▶ _Directions for this task_: Quote the full listing word for word.

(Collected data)
* Begin *
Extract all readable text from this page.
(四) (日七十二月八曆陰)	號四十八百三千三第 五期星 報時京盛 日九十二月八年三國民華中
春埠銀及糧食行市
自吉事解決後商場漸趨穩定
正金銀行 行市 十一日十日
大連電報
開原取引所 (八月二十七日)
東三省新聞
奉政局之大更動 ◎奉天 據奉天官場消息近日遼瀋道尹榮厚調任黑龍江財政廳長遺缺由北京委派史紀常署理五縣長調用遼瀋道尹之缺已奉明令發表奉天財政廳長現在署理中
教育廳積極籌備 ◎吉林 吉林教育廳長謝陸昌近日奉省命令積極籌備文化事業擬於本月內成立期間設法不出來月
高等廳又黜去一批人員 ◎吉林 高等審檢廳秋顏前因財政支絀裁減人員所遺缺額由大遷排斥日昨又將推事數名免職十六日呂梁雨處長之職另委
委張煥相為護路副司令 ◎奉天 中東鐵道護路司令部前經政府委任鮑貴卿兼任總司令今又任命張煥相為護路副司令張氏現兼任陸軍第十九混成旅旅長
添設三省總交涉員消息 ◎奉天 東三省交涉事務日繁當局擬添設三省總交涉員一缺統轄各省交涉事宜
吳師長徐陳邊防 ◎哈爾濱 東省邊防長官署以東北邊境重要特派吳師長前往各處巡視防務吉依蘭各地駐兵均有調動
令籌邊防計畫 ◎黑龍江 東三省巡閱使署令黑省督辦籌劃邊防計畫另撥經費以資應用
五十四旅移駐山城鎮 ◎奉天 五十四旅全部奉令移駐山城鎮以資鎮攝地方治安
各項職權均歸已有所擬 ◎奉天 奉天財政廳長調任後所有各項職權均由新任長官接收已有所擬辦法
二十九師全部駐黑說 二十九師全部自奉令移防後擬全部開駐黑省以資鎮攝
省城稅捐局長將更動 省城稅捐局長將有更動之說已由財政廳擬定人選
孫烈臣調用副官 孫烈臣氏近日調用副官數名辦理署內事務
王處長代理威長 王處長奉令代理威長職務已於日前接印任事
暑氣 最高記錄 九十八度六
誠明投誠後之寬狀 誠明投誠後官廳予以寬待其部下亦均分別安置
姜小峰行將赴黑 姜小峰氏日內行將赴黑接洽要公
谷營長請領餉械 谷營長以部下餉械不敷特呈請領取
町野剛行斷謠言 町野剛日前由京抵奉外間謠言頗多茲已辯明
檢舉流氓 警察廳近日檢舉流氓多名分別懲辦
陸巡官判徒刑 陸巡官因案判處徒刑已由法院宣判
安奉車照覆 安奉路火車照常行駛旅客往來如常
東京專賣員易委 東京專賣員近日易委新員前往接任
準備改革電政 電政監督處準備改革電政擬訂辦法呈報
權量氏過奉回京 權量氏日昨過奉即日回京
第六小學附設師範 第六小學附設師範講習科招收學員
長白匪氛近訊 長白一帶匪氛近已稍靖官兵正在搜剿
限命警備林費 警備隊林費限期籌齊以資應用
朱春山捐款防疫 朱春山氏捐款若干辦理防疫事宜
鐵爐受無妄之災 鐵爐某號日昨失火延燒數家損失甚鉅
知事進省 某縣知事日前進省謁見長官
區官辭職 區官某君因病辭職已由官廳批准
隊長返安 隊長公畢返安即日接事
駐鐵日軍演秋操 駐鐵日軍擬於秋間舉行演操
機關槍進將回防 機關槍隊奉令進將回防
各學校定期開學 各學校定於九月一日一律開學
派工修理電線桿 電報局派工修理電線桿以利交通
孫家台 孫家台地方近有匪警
* End *
▶ _Expected answer_:
Extract all readable text from this page.
(四) (日七十二月八曆陰)	號四十八百三千三第 五期星 報時京盛 日九十二月八年三國民華中
春埠銀及糧食行市
自吉事解決後商場漸趨穩定
正金銀行 行市 十一日十日
大連電報
開原取引所 (八月二十七日)
東三省新聞
奉政局之大更動 ◎奉天 據奉天官場消息近日遼瀋道尹榮厚調任黑龍江財政廳長遺缺由北京委派史紀常署理五縣長調用遼瀋道尹之缺已奉明令發表奉天財政廳長現在署理中
教育廳積極籌備 ◎吉林 吉林教育廳長謝陸昌近日奉省命令積極籌備文化事業擬於本月內成立期間設法不出來月
高等廳又黜去一批人員 ◎吉林 高等審檢廳秋顏前因財政支絀裁減人員所遺缺額由大遷排斥日昨又將推事數名免職十六日呂梁雨處長之職另委
委張煥相為護路副司令 ◎奉天 中東鐵道護路司令部前經政府委任鮑貴卿兼任總司令今又任命張煥相為護路副司令張氏現兼任陸軍第十九混成旅旅長
添設三省總交涉員消息 ◎奉天 東三省交涉事務日繁當局擬添設三省總交涉員一缺統轄各省交涉事宜
吳師長徐陳邊防 ◎哈爾濱 東省邊防長官署以東北邊境重要特派吳師長前往各處巡視防務吉依蘭各地駐兵均有調動
令籌邊防計畫 ◎黑龍江 東三省巡閱使署令黑省督辦籌劃邊防計畫另撥經費以資應用
五十四旅移駐山城鎮 ◎奉天 五十四旅全部奉令移駐山城鎮以資鎮攝地方治安
各項職權均歸已有所擬 ◎奉天 奉天財政廳長調任後所有各項職權均由新任長官接收已有所擬辦法
二十九師全部駐黑說 二十九師全部自奉令移防後擬全部開駐黑省以資鎮攝
省城稅捐局長將更動 省城稅捐局長將有更動之說已由財政廳擬定人選
孫烈臣調用副官 孫烈臣氏近日調用副官數名辦理署內事務
王處長代理威長 王處長奉令代理威長職務已於日前接印任事
暑氣 最高記錄 九十八度六
誠明投誠後之寬狀 誠明投誠後官廳予以寬待其部下亦均分別安置
姜小峰行將赴黑 姜小峰氏日內行將赴黑接洽要公
谷營長請領餉械 谷營長以部下餉械不敷特呈請領取
町野剛行斷謠言 町野剛日前由京抵奉外間謠言頗多茲已辯明
檢舉流氓 警察廳近日檢舉流氓多名分別懲辦
陸巡官判徒刑 陸巡官因案判處徒刑已由法院宣判
安奉車照覆 安奉路火車照常行駛旅客往來如常
東京專賣員易委 東京專賣員近日易委新員前往接任
準備改革電政 電政監督處準備改革電政擬訂辦法呈報
權量氏過奉回京 權量氏日昨過奉即日回京
第六小學附設師範 第六小學附設師範講習科招收學員
長白匪氛近訊 長白一帶匪氛近已稍靖官兵正在搜剿
限命警備林費 警備隊林費限期籌齊以資應用
朱春山捐款防疫 朱春山氏捐款若干辦理防疫事宜
鐵爐受無妄之災 鐵爐某號日昨失火延燒數家損失甚鉅
知事進省 某縣知事日前進省謁見長官
區官辭職 區官某君因病辭職已由官廳批准
隊長返安 隊長公畢返安即日接事
駐鐵日軍演秋操 駐鐵日軍擬於秋間舉行演操
機關槍進將回防 機關槍隊奉令進將回防
各學校定期開學 各學校定於九月一日一律開學
派工修理電線桿 電報局派工修理電線桿以利交通
孫家台 孫家台地方近有匪警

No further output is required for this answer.